Exercise directions> Print all records exactly, leaving nothing out.

The input>
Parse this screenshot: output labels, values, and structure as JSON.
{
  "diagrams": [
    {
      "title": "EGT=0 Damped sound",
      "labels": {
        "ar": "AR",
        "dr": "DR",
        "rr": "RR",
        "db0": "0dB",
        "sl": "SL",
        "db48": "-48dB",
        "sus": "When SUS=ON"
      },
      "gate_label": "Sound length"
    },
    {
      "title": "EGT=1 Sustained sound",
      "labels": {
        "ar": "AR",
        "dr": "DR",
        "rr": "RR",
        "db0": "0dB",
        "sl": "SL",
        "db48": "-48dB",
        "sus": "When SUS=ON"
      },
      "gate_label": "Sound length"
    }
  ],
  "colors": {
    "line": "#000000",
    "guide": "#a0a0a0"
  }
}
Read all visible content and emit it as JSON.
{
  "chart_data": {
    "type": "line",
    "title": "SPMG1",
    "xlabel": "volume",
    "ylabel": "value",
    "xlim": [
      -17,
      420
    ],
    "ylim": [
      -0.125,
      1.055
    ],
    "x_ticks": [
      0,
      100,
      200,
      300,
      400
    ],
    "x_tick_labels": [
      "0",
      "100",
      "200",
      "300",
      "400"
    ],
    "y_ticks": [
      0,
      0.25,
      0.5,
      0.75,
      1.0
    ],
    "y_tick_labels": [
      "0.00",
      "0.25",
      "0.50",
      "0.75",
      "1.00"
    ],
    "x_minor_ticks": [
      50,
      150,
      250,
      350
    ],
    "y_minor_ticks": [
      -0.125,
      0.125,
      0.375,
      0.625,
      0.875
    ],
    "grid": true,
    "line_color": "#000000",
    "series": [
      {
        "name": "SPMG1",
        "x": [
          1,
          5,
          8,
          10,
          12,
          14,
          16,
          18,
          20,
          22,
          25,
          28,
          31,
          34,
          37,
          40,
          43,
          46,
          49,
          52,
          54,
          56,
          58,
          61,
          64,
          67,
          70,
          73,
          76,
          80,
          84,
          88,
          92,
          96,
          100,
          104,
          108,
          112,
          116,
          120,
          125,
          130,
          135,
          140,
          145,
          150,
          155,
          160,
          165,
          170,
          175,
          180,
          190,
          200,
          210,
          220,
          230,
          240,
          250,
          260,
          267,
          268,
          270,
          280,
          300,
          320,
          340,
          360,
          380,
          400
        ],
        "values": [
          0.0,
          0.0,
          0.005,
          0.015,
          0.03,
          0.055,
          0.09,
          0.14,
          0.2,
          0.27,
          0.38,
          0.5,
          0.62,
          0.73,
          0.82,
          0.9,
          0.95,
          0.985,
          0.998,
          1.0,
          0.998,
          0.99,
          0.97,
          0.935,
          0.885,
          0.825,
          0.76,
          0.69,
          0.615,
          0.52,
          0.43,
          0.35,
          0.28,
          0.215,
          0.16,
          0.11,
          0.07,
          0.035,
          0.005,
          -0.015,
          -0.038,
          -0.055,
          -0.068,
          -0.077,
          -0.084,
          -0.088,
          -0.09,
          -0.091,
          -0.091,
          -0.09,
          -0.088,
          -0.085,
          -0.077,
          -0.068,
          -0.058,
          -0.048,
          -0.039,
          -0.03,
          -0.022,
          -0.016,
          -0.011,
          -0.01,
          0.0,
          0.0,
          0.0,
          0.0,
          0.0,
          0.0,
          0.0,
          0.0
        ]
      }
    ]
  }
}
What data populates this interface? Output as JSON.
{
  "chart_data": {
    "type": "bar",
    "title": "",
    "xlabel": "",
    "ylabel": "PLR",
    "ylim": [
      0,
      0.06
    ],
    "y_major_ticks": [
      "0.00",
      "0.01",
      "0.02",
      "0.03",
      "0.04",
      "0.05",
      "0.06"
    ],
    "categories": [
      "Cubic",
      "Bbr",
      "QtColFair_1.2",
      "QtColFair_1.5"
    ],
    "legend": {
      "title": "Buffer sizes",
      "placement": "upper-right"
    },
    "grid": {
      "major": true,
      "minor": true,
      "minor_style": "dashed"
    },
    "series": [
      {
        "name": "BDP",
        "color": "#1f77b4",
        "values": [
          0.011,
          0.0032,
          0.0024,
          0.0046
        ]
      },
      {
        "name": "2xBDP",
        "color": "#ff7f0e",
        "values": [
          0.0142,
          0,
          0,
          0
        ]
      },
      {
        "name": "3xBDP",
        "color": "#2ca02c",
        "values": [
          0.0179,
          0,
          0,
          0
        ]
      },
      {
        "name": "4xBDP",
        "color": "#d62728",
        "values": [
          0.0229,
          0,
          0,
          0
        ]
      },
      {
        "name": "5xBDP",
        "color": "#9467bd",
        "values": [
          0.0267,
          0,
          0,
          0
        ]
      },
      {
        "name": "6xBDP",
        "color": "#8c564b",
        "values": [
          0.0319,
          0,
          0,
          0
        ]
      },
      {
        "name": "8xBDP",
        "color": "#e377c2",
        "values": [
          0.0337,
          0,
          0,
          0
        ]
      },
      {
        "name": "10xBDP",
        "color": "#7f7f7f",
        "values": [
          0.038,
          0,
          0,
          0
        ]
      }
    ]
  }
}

Result>
Parse this screenshot: output labels, values, and structure as JSON.
{
  "diagrams": [
    {
      "title": "EGT=0 Damped sound",
      "labels": {
        "ar": "AR",
        "dr": "DR",
        "rr": "RR",
        "db0": "0dB",
        "sl": "SL",
        "db48": "-48dB",
        "sus": "When SUS=ON"
      },
      "gate_label": "Sound length"
    },
    {
      "title": "EGT=1 Sustained sound",
      "labels": {
        "ar": "AR",
        "dr": "DR",
        "rr": "RR",
        "db0": "0dB",
        "sl": "SL",
        "db48": "-48dB",
        "sus": "When SUS=ON"
      },
      "gate_label": "Sound length"
    }
  ],
  "colors": {
    "line": "#000000",
    "guide": "#a0a0a0"
  }
}
Read all visible content and emit it as JSON.
{
  "chart_data": {
    "type": "line",
    "title": "SPMG1",
    "xlabel": "volume",
    "ylabel": "value",
    "xlim": [
      -17,
      420
    ],
    "ylim": [
      -0.125,
      1.055
    ],
    "x_ticks": [
      0,
      100,
      200,
      300,
      400
    ],
    "x_tick_labels": [
      "0",
      "100",
      "200",
      "300",
      "400"
    ],
    "y_ticks": [
      0,
      0.25,
      0.5,
      0.75,
      1.0
    ],
    "y_tick_labels": [
      "0.00",
      "0.25",
      "0.50",
      "0.75",
      "1.00"
    ],
    "x_minor_ticks": [
      50,
      150,
      250,
      350
    ],
    "y_minor_ticks": [
      -0.125,
      0.125,
      0.375,
      0.625,
      0.875
    ],
    "grid": true,
    "line_color": "#000000",
    "series": [
      {
        "name": "SPMG1",
        "x": [
          1,
          5,
          8,
          10,
          12,
          14,
          16,
          18,
          20,
          22,
          25,
          28,
          31,
          34,
          37,
          40,
          43,
          46,
          49,
          52,
          54,
          56,
          58,
          61,
          64,
          67,
          70,
          73,
          76,
          80,
          84,
          88,
          92,
          96,
          100,
          104,
          108,
          112,
          116,
          120,
          125,
          130,
          135,
          140,
          145,
          150,
          155,
          160,
          165,
          170,
          175,
          180,
          190,
          200,
          210,
          220,
          230,
          240,
          250,
          260,
          267,
          268,
          270,
          280,
          300,
          320,
          340,
          360,
          380,
          400
        ],
        "values": [
          0.0,
          0.0,
          0.005,
          0.015,
          0.03,
          0.055,
          0.09,
          0.14,
          0.2,
          0.27,
          0.38,
          0.5,
          0.62,
          0.73,
          0.82,
          0.9,
          0.95,
          0.985,
          0.998,
          1.0,
          0.998,
          0.99,
          0.97,
          0.935,
          0.885,
          0.825,
          0.76,
          0.69,
          0.615,
          0.52,
          0.43,
          0.35,
          0.28,
          0.215,
          0.16,
          0.11,
          0.07,
          0.035,
          0.005,
          -0.015,
          -0.038,
          -0.055,
          -0.068,
          -0.077,
          -0.084,
          -0.088,
          -0.09,
          -0.091,
          -0.091,
          -0.09,
          -0.088,
          -0.085,
          -0.077,
          -0.068,
          -0.058,
          -0.048,
          -0.039,
          -0.03,
          -0.022,
          -0.016,
          -0.011,
          -0.01,
          0.0,
          0.0,
          0.0,
          0.0,
          0.0,
          0.0,
          0.0,
          0.0
        ]
      }
    ]
  }
}
What data populates this interface? Output as JSON.
{
  "chart_data": {
    "type": "bar",
    "title": "",
    "xlabel": "",
    "ylabel": "PLR",
    "ylim": [
      0,
      0.06
    ],
    "y_major_ticks": [
      "0.00",
      "0.01",
      "0.02",
      "0.03",
      "0.04",
      "0.05",
      "0.06"
    ],
    "categories": [
      "Cubic",
      "Bbr",
      "QtColFair_1.2",
      "QtColFair_1.5"
    ],
    "legend": {
      "title": "Buffer sizes",
      "placement": "upper-right"
    },
    "grid": {
      "major": true,
      "minor": true,
      "minor_style": "dashed"
    },
    "series": [
      {
        "name": "BDP",
        "color": "#1f77b4",
        "values": [
          0.011,
          0.0032,
          0.0024,
          0.0046
        ]
      },
      {
        "name": "2xBDP",
        "color": "#ff7f0e",
        "values": [
          0.0142,
          0,
          0,
          0
        ]
      },
      {
        "name": "3xBDP",
        "color": "#2ca02c",
        "values": [
          0.0179,
          0,
          0,
          0
        ]
      },
      {
        "name": "4xBDP",
        "color": "#d62728",
        "values": [
          0.0229,
          0,
          0,
          0
        ]
      },
      {
        "name": "5xBDP",
        "color": "#9467bd",
        "values": [
          0.0267,
          0,
          0,
          0
        ]
      },
      {
        "name": "6xBDP",
        "color": "#8c564b",
        "values": [
          0.0319,
          0,
          0,
          0
        ]
      },
      {
        "name": "8xBDP",
        "color": "#e377c2",
        "values": [
          0.0337,
          0,
          0,
          0
        ]
      },
      {
        "name": "10xBDP",
        "color": "#7f7f7f",
        "values": [
          0.038,
          0,
          0,
          0
        ]
      }
    ]
  }
}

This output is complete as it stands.